PROVIDED RECORDS
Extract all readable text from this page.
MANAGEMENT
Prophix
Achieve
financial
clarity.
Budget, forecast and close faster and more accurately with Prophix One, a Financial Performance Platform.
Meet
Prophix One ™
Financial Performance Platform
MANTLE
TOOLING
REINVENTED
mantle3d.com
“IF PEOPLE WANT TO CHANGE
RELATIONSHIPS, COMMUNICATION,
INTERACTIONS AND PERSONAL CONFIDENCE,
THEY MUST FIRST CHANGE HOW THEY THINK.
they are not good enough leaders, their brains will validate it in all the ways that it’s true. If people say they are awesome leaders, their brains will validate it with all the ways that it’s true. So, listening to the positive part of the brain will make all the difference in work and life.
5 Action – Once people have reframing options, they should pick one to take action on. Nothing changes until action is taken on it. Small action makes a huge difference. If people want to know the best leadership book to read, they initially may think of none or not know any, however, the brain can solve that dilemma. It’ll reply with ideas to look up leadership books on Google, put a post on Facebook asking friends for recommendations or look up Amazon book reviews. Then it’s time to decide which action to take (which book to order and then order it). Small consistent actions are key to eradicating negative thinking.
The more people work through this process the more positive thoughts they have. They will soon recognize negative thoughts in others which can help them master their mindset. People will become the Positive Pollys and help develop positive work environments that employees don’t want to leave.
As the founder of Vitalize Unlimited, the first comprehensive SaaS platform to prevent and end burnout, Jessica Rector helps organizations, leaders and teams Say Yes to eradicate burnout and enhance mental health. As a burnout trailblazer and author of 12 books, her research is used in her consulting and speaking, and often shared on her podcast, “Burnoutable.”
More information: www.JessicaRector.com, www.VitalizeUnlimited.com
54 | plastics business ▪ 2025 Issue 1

WHAT YOU NEED TO DO
Exactly reproduce all of the entries above.

THE REPLY
Extract all readable text from this page.
MANAGEMENT
Prophix
Achieve
financial
clarity.
Budget, forecast and close faster and more accurately with Prophix One, a Financial Performance Platform.
Meet
Prophix One ™
Financial Performance Platform
MANTLE
TOOLING
REINVENTED
mantle3d.com
“IF PEOPLE WANT TO CHANGE
RELATIONSHIPS, COMMUNICATION,
INTERACTIONS AND PERSONAL CONFIDENCE,
THEY MUST FIRST CHANGE HOW THEY THINK.
they are not good enough leaders, their brains will validate it in all the ways that it’s true. If people say they are awesome leaders, their brains will validate it with all the ways that it’s true. So, listening to the positive part of the brain will make all the difference in work and life.
5 Action – Once people have reframing options, they should pick one to take action on. Nothing changes until action is taken on it. Small action makes a huge difference. If people want to know the best leadership book to read, they initially may think of none or not know any, however, the brain can solve that dilemma. It’ll reply with ideas to look up leadership books on Google, put a post on Facebook asking friends for recommendations or look up Amazon book reviews. Then it’s time to decide which action to take (which book to order and then order it). Small consistent actions are key to eradicating negative thinking.
The more people work through this process the more positive thoughts they have. They will soon recognize negative thoughts in others which can help them master their mindset. People will become the Positive Pollys and help develop positive work environments that employees don’t want to leave.
As the founder of Vitalize Unlimited, the first comprehensive SaaS platform to prevent and end burnout, Jessica Rector helps organizations, leaders and teams Say Yes to eradicate burnout and enhance mental health. As a burnout trailblazer and author of 12 books, her research is used in her consulting and speaking, and often shared on her podcast, “Burnoutable.”
More information: www.JessicaRector.com, www.VitalizeUnlimited.com
54 | plastics business ▪ 2025 Issue 1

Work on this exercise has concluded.